==== Exercise data ====
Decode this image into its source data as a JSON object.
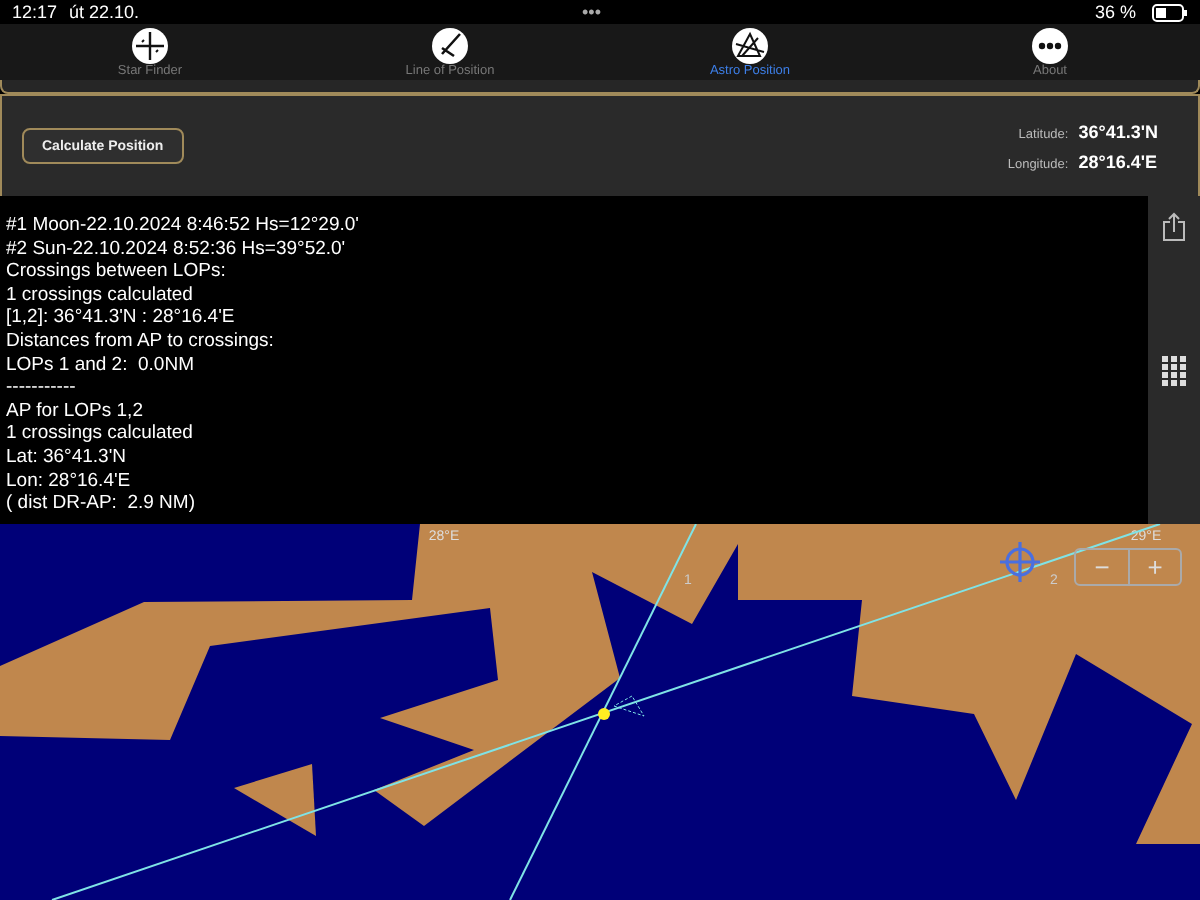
{
  "status_bar": {
    "time": "12:17",
    "date": "út 22.10.",
    "dots": "•••",
    "battery": "36 %"
  },
  "tabs": [
    {
      "label": "Star Finder",
      "kind": "compass",
      "selected": false
    },
    {
      "label": "Line of Position",
      "kind": "line",
      "selected": false
    },
    {
      "label": "Astro Position",
      "kind": "triangle",
      "selected": true
    },
    {
      "label": "About",
      "kind": "more",
      "selected": false
    }
  ],
  "panel": {
    "button": "Calculate Position",
    "fields": [
      {
        "label": "Latitude:",
        "value": "36°41.3'N"
      },
      {
        "label": "Longitude:",
        "value": "28°16.4'E"
      }
    ]
  },
  "output_lines": [
    "#1 Moon-22.10.2024 8:46:52 Hs=12°29.0'",
    "#2 Sun-22.10.2024 8:52:36 Hs=39°52.0'",
    "Crossings between LOPs:",
    "1 crossings calculated",
    "[1,2]: 36°41.3'N : 28°16.4'E",
    "Distances from AP to crossings:",
    "LOPs 1 and 2:  0.0NM",
    "-----------",
    "AP for LOPs 1,2",
    "1 crossings calculated",
    "Lat: 36°41.3'N",
    "Lon: 28°16.4'E",
    "( dist DR-AP:  2.9 NM)"
  ],
  "map": {
    "grid_labels": [
      "28°E",
      "29°E"
    ],
    "lop_labels": [
      "1",
      "2"
    ],
    "zoom_buttons": [
      "−",
      "+"
    ]
  }
}
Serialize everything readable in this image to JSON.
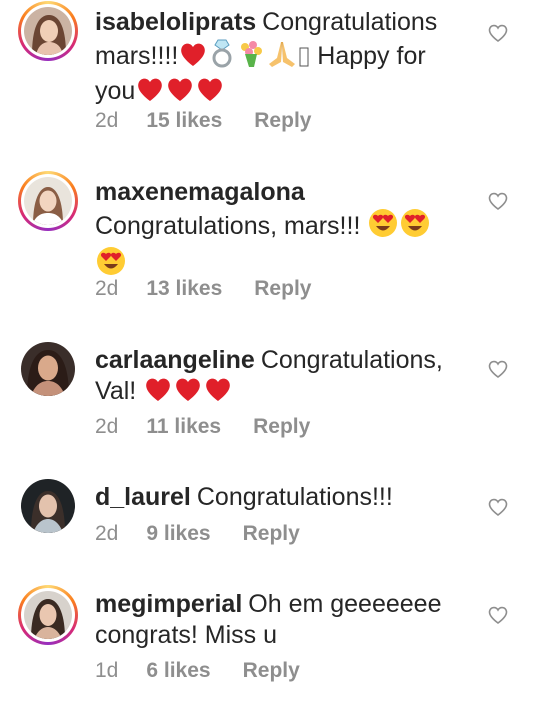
{
  "comments": [
    {
      "username": "isabeloliprats",
      "text_before": "Congratulations mars!!!!",
      "text_after": " Happy for you",
      "time": "2d",
      "likes": "15 likes",
      "reply": "Reply",
      "emoji_names": [
        "red-heart",
        "ring",
        "bouquet",
        "praying-hands",
        "missing-glyph"
      ],
      "trailing_emoji": [
        "red-heart",
        "red-heart",
        "red-heart"
      ]
    },
    {
      "username": "maxenemagalona",
      "text": "Congratulations, mars!!!",
      "time": "2d",
      "likes": "13 likes",
      "reply": "Reply",
      "emoji_names": [
        "heart-eyes",
        "heart-eyes",
        "heart-eyes"
      ]
    },
    {
      "username": "carlaangeline",
      "text": "Congratulations, Val!",
      "time": "2d",
      "likes": "11 likes",
      "reply": "Reply",
      "emoji_names": [
        "red-heart",
        "red-heart",
        "red-heart"
      ]
    },
    {
      "username": "d_laurel",
      "text": "Congratulations!!!",
      "time": "2d",
      "likes": "9 likes",
      "reply": "Reply"
    },
    {
      "username": "megimperial",
      "text": "Oh em geeeeeee congrats! Miss u",
      "time": "1d",
      "likes": "6 likes",
      "reply": "Reply"
    }
  ],
  "colors": {
    "text": "#262626",
    "meta": "#8e8e8e",
    "heart_emoji": "#e0202a",
    "story_ring": [
      "#feda75",
      "#fa7e1e",
      "#d62976",
      "#962fbf"
    ]
  },
  "icons": {
    "like_button": "heart-outline-icon"
  }
}
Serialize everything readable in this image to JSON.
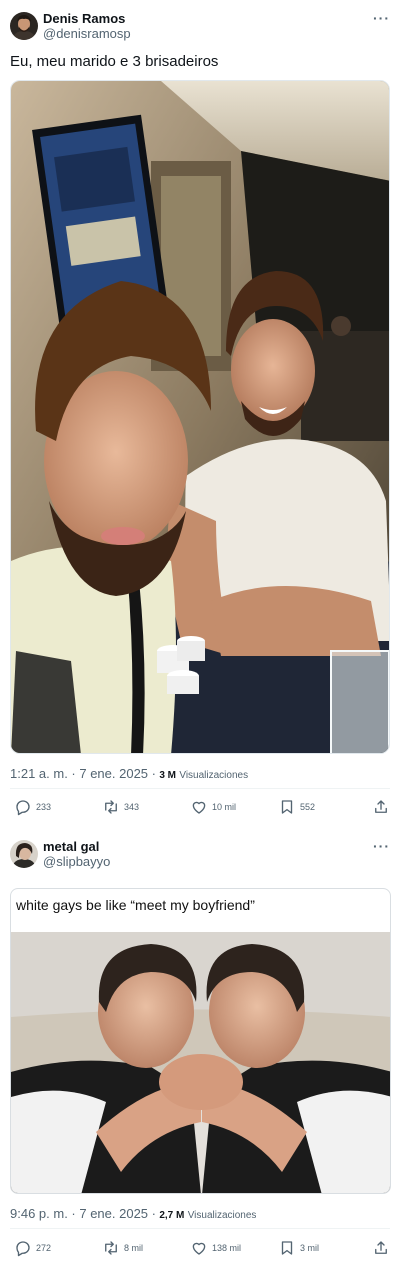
{
  "tweets": [
    {
      "author": {
        "name": "Denis Ramos",
        "handle": "@denisramosp"
      },
      "text": "Eu, meu marido e 3 brisadeiros",
      "timestamp": "1:21 a. m. · 7 ene. 2025 ·",
      "views_count": "3 M",
      "views_label": "Visualizaciones",
      "stats": {
        "replies": "233",
        "retweets": "343",
        "likes": "10 mil",
        "bookmarks": "552"
      },
      "icons": [
        "reply-icon",
        "retweet-icon",
        "like-icon",
        "bookmark-icon",
        "share-icon"
      ]
    },
    {
      "author": {
        "name": "metal gal",
        "handle": "@slipbayyo"
      },
      "quoted_text": "white gays be like “meet my boyfriend”",
      "timestamp": "9:46 p. m. · 7 ene. 2025 ·",
      "views_count": "2,7 M",
      "views_label": "Visualizaciones",
      "stats": {
        "replies": "272",
        "retweets": "8 mil",
        "likes": "138 mil",
        "bookmarks": "3 mil"
      },
      "icons": [
        "reply-icon",
        "retweet-icon",
        "like-icon",
        "bookmark-icon",
        "share-icon"
      ]
    }
  ],
  "more_icon": "···",
  "colors": {
    "text": "#0f1419",
    "secondary": "#536471",
    "separator": "#eff3f4"
  }
}
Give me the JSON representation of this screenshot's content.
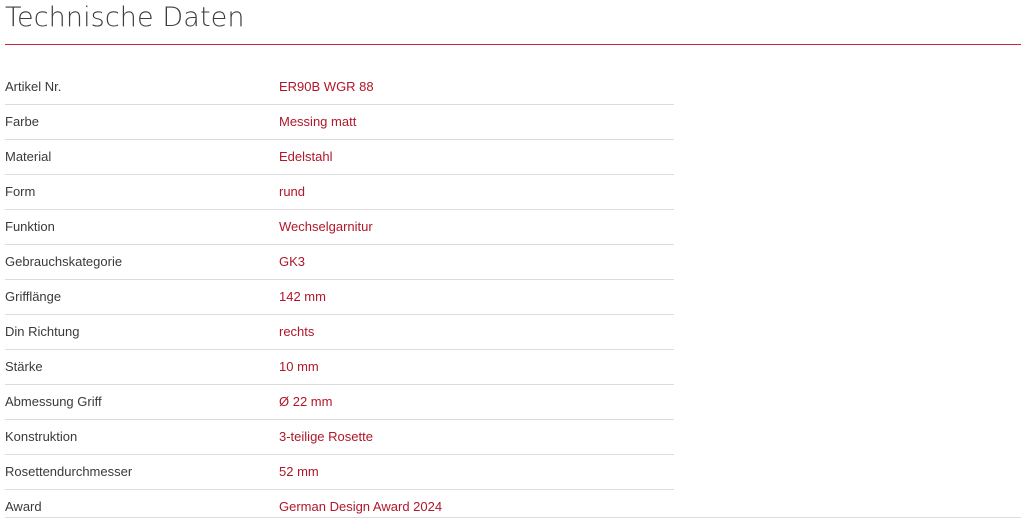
{
  "section": {
    "title": "Technische Daten"
  },
  "specs": [
    {
      "label": "Artikel Nr.",
      "value": "ER90B WGR 88"
    },
    {
      "label": "Farbe",
      "value": "Messing matt"
    },
    {
      "label": "Material",
      "value": "Edelstahl"
    },
    {
      "label": "Form",
      "value": "rund"
    },
    {
      "label": "Funktion",
      "value": "Wechselgarnitur"
    },
    {
      "label": "Gebrauchskategorie",
      "value": "GK3"
    },
    {
      "label": "Grifflänge",
      "value": "142 mm"
    },
    {
      "label": "Din Richtung",
      "value": "rechts"
    },
    {
      "label": "Stärke",
      "value": "10 mm"
    },
    {
      "label": "Abmessung Griff",
      "value": "Ø 22 mm"
    },
    {
      "label": "Konstruktion",
      "value": "3-teilige Rosette"
    },
    {
      "label": "Rosettendurchmesser",
      "value": "52 mm"
    },
    {
      "label": "Award",
      "value": "German Design Award 2024"
    }
  ],
  "colors": {
    "accent": "#c4293a",
    "value_text": "#b0172a",
    "label_text": "#3a3a3a",
    "divider": "#dcdcdc"
  }
}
====
Written problem: With the pictures omitted, reproduce the records in full and exactly.

Correct result:
Decode this image into its source data as a JSON object.
{
  "status_bar": {
    "time": "12:17",
    "date": "út 22.10.",
    "dots": "•••",
    "battery": "36 %"
  },
  "tabs": [
    {
      "label": "Star Finder",
      "kind": "compass",
      "selected": false
    },
    {
      "label": "Line of Position",
      "kind": "line",
      "selected": false
    },
    {
      "label": "Astro Position",
      "kind": "triangle",
      "selected": true
    },
    {
      "label": "About",
      "kind": "more",
      "selected": false
    }
  ],
  "panel": {
    "button": "Calculate Position",
    "fields": [
      {
        "label": "Latitude:",
        "value": "36°41.3'N"
      },
      {
        "label": "Longitude:",
        "value": "28°16.4'E"
      }
    ]
  },
  "output_lines": [
    "#1 Moon-22.10.2024 8:46:52 Hs=12°29.0'",
    "#2 Sun-22.10.2024 8:52:36 Hs=39°52.0'",
    "Crossings between LOPs:",
    "1 crossings calculated",
    "[1,2]: 36°41.3'N : 28°16.4'E",
    "Distances from AP to crossings:",
    "LOPs 1 and 2:  0.0NM",
    "-----------",
    "AP for LOPs 1,2",
    "1 crossings calculated",
    "Lat: 36°41.3'N",
    "Lon: 28°16.4'E",
    "( dist DR-AP:  2.9 NM)"
  ],
  "map": {
    "grid_labels": [
      "28°E",
      "29°E"
    ],
    "lop_labels": [
      "1",
      "2"
    ],
    "zoom_buttons": [
      "−",
      "+"
    ]
  }
}
Serialize everything readable in this image to JSON.
{
  "comments": [
    {
      "username": "isabeloliprats",
      "text_before": "Congratulations mars!!!!",
      "text_after": " Happy for you",
      "time": "2d",
      "likes": "15 likes",
      "reply": "Reply",
      "emoji_names": [
        "red-heart",
        "ring",
        "bouquet",
        "praying-hands",
        "missing-glyph"
      ],
      "trailing_emoji": [
        "red-heart",
        "red-heart",
        "red-heart"
      ]
    },
    {
      "username": "maxenemagalona",
      "text": "Congratulations, mars!!!",
      "time": "2d",
      "likes": "13 likes",
      "reply": "Reply",
      "emoji_names": [
        "heart-eyes",
        "heart-eyes",
        "heart-eyes"
      ]
    },
    {
      "username": "carlaangeline",
      "text": "Congratulations, Val!",
      "time": "2d",
      "likes": "11 likes",
      "reply": "Reply",
      "emoji_names": [
        "red-heart",
        "red-heart",
        "red-heart"
      ]
    },
    {
      "username": "d_laurel",
      "text": "Congratulations!!!",
      "time": "2d",
      "likes": "9 likes",
      "reply": "Reply"
    },
    {
      "username": "megimperial",
      "text": "Oh em geeeeeee congrats! Miss u",
      "time": "1d",
      "likes": "6 likes",
      "reply": "Reply"
    }
  ],
  "colors": {
    "text": "#262626",
    "meta": "#8e8e8e",
    "heart_emoji": "#e0202a",
    "story_ring": [
      "#feda75",
      "#fa7e1e",
      "#d62976",
      "#962fbf"
    ]
  },
  "icons": {
    "like_button": "heart-outline-icon"
  }
}
Serialize everything readable in this image to JSON.
{
  "tweets": [
    {
      "author": {
        "name": "Denis Ramos",
        "handle": "@denisramosp"
      },
      "text": "Eu, meu marido e 3 brisadeiros",
      "timestamp": "1:21 a. m. · 7 ene. 2025 ·",
      "views_count": "3 M",
      "views_label": "Visualizaciones",
      "stats": {
        "replies": "233",
        "retweets": "343",
        "likes": "10 mil",
        "bookmarks": "552"
      },
      "icons": [
        "reply-icon",
        "retweet-icon",
        "like-icon",
        "bookmark-icon",
        "share-icon"
      ]
    },
    {
      "author": {
        "name": "metal gal",
        "handle": "@slipbayyo"
      },
      "quoted_text": "white gays be like “meet my boyfriend”",
      "timestamp": "9:46 p. m. · 7 ene. 2025 ·",
      "views_count": "2,7 M",
      "views_label": "Visualizaciones",
      "stats": {
        "replies": "272",
        "retweets": "8 mil",
        "likes": "138 mil",
        "bookmarks": "3 mil"
      },
      "icons": [
        "reply-icon",
        "retweet-icon",
        "like-icon",
        "bookmark-icon",
        "share-icon"
      ]
    }
  ],
  "more_icon": "···",
  "colors": {
    "text": "#0f1419",
    "secondary": "#536471",
    "separator": "#eff3f4"
  }
}
Give me the JSON representation of this screenshot's content.
{
  "section": {
    "title": "Technische Daten"
  },
  "specs": [
    {
      "label": "Artikel Nr.",
      "value": "ER90B WGR 88"
    },
    {
      "label": "Farbe",
      "value": "Messing matt"
    },
    {
      "label": "Material",
      "value": "Edelstahl"
    },
    {
      "label": "Form",
      "value": "rund"
    },
    {
      "label": "Funktion",
      "value": "Wechselgarnitur"
    },
    {
      "label": "Gebrauchskategorie",
      "value": "GK3"
    },
    {
      "label": "Grifflänge",
      "value": "142 mm"
    },
    {
      "label": "Din Richtung",
      "value": "rechts"
    },
    {
      "label": "Stärke",
      "value": "10 mm"
    },
    {
      "label": "Abmessung Griff",
      "value": "Ø 22 mm"
    },
    {
      "label": "Konstruktion",
      "value": "3-teilige Rosette"
    },
    {
      "label": "Rosettendurchmesser",
      "value": "52 mm"
    },
    {
      "label": "Award",
      "value": "German Design Award 2024"
    }
  ],
  "colors": {
    "accent": "#c4293a",
    "value_text": "#b0172a",
    "label_text": "#3a3a3a",
    "divider": "#dcdcdc"
  }
}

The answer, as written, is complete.